Exercise: Select all lines holding the word "with" from the entries that follow.

== Record set

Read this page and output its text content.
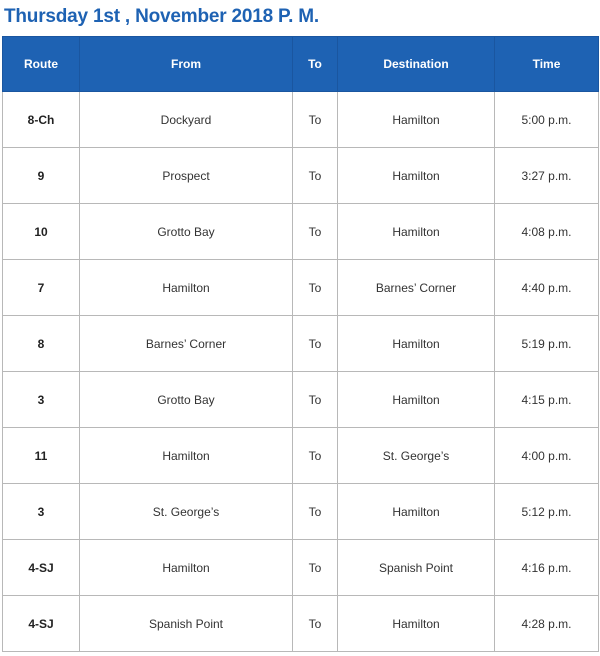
Thursday 1st , November 2018 P. M.
Route	From	To	Destination	Time
8-Ch	Dockyard	To	Hamilton	5:00 p.m.
9	Prospect	To	Hamilton	3:27 p.m.
10	Grotto Bay	To	Hamilton	4:08 p.m.
7	Hamilton	To	Barnes’ Corner	4:40 p.m.
8	Barnes’ Corner	To	Hamilton	5:19 p.m.
3	Grotto Bay	To	Hamilton	4:15 p.m.
11	Hamilton	To	St. George’s	4:00 p.m.
3	St. George’s	To	Hamilton	5:12 p.m.
4-SJ	Hamilton	To	Spanish Point	4:16 p.m.
4-SJ	Spanish Point	To	Hamilton	4:28 p.m.
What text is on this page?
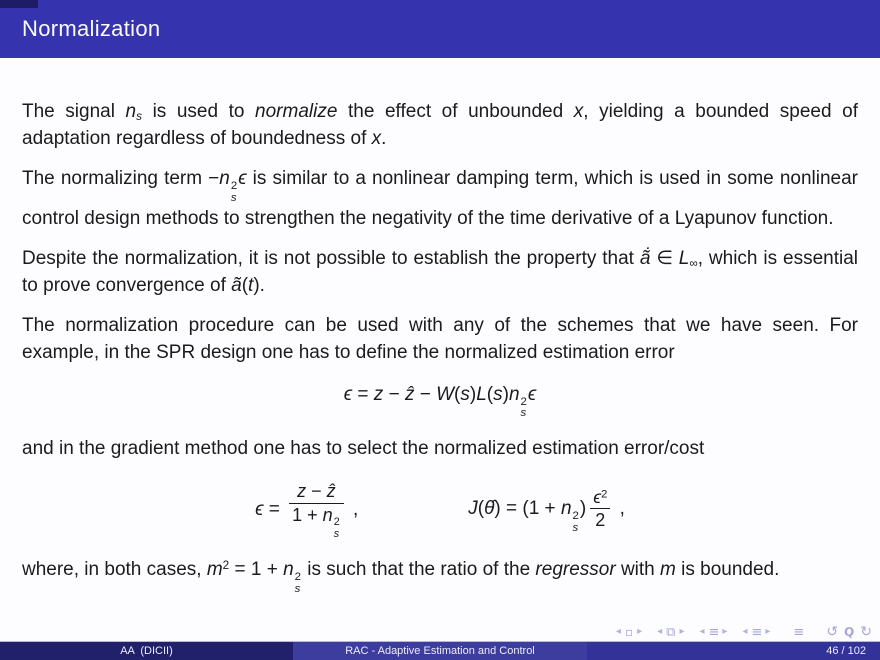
Normalization

The signal $n_s$ is used to normalize the effect of unbounded x, yielding a bounded speed of adaptation regardless of boundedness of x.

The normalizing term −n 2
s
ϵ is similar to a nonlinear damping term, which is used in some nonlinear control design methods to strengthen the negativity of the time derivative of a Lyapunov function.

Despite the normalization, it is not possible to establish the property that ã̇ ∈ $L_\infty$, which is essential to prove convergence of ã(t).

The normalization procedure can be used with any of the schemes that we have seen. For example, in the SPR design one has to define the normalized estimation error

ϵ = z − ẑ − W(s)L(s)n 2
s
ϵ

and in the gradient method one has to select the normalized estimation error/cost

ϵ = z − ẑ
1 + n 2
s ,	J(θ̂) = (1 + n 2
s
) $\frac{\epsilon^2}{2}$ ,

where, in both cases, $m^2 = 1 + n$ 2
s
is such that the ratio of the regressor with m is bounded.

◂ ▫ ▸ ◂ ⧉ ▸ ◂ ≡ ▸ ◂ ≡ ▸ ≡ ↺ Q ↻
AA (DICII)	RAC - Adaptive Estimation and Control	46 / 102
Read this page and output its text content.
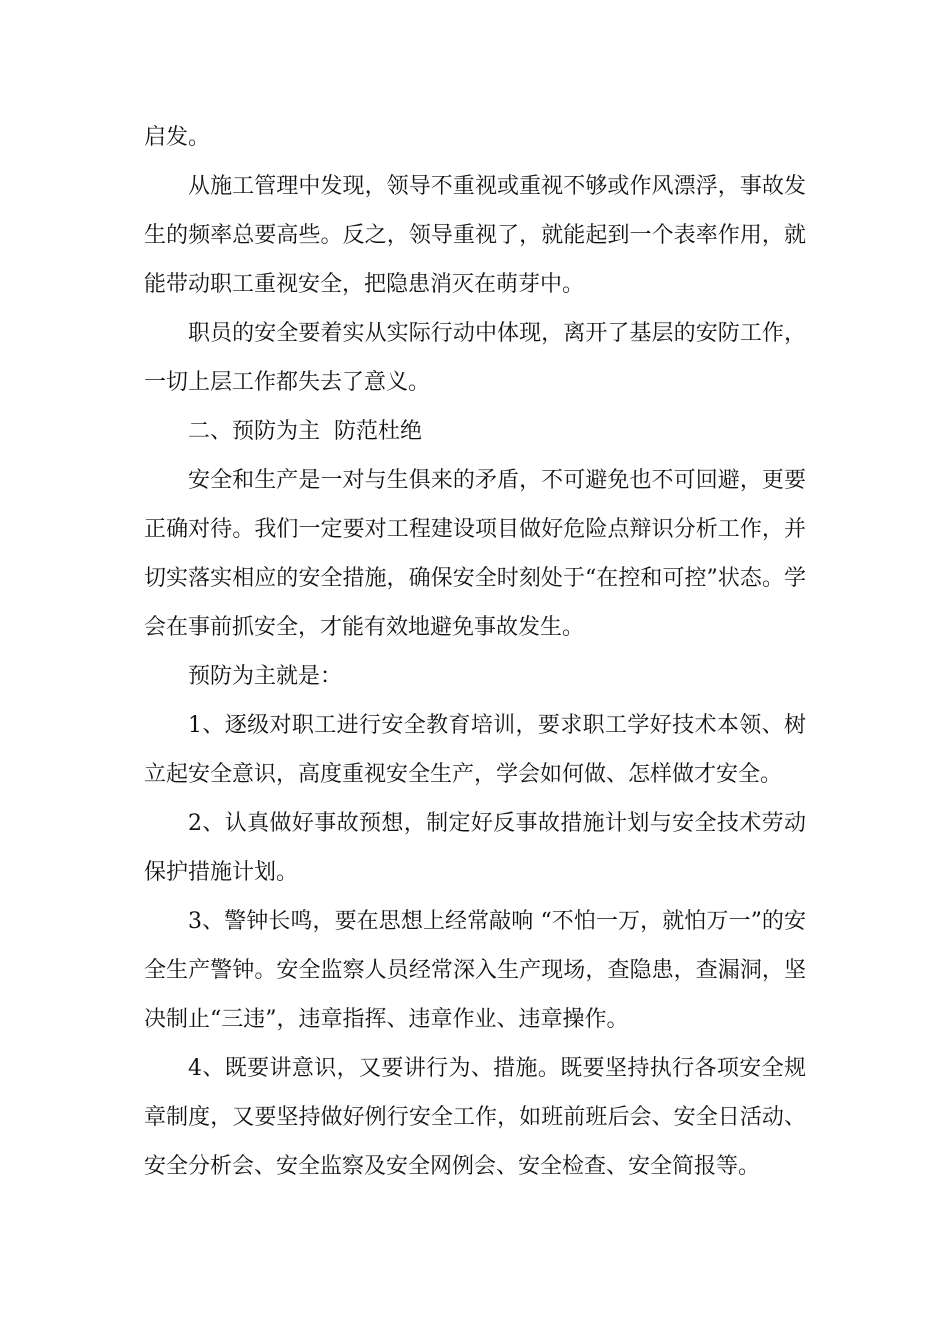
启发。

从施工管理中发现，领导不重视或重视不够或作风漂浮，事故发生的频率总要高些。反之，领导重视了，就能起到一个表率作用，就能带动职工重视安全，把隐患消灭在萌芽中。

职员的安全要着实从实际行动中体现，离开了基层的安防工作，一切上层工作都失去了意义。

二、预防为主  防范杜绝

安全和生产是一对与生俱来的矛盾，不可避免也不可回避，更要正确对待。我们一定要对工程建设项目做好危险点辩识分析工作，并切实落实相应的安全措施，确保安全时刻处于“在控和可控”状态。学会在事前抓安全，才能有效地避免事故发生。

预防为主就是：

1、逐级对职工进行安全教育培训，要求职工学好技术本领、树立起安全意识，高度重视安全生产，学会如何做、怎样做才安全。

2、认真做好事故预想，制定好反事故措施计划与安全技术劳动保护措施计划。

3、警钟长鸣，要在思想上经常敲响 “不怕一万，就怕万一”的安全生产警钟。安全监察人员经常深入生产现场，查隐患，查漏洞，坚决制止“三违”，违章指挥、违章作业、违章操作。

4、既要讲意识，又要讲行为、措施。既要坚持执行各项安全规章制度，又要坚持做好例行安全工作，如班前班后会、安全日活动、安全分析会、安全监察及安全网例会、安全检查、安全简报等。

====

Answer in full:
The normalization procedure can be used with any of the schemes that we have seen. For example, in the SPR design one has to define the normalized estimation error
is such that the ratio of the regressor with m is bounded.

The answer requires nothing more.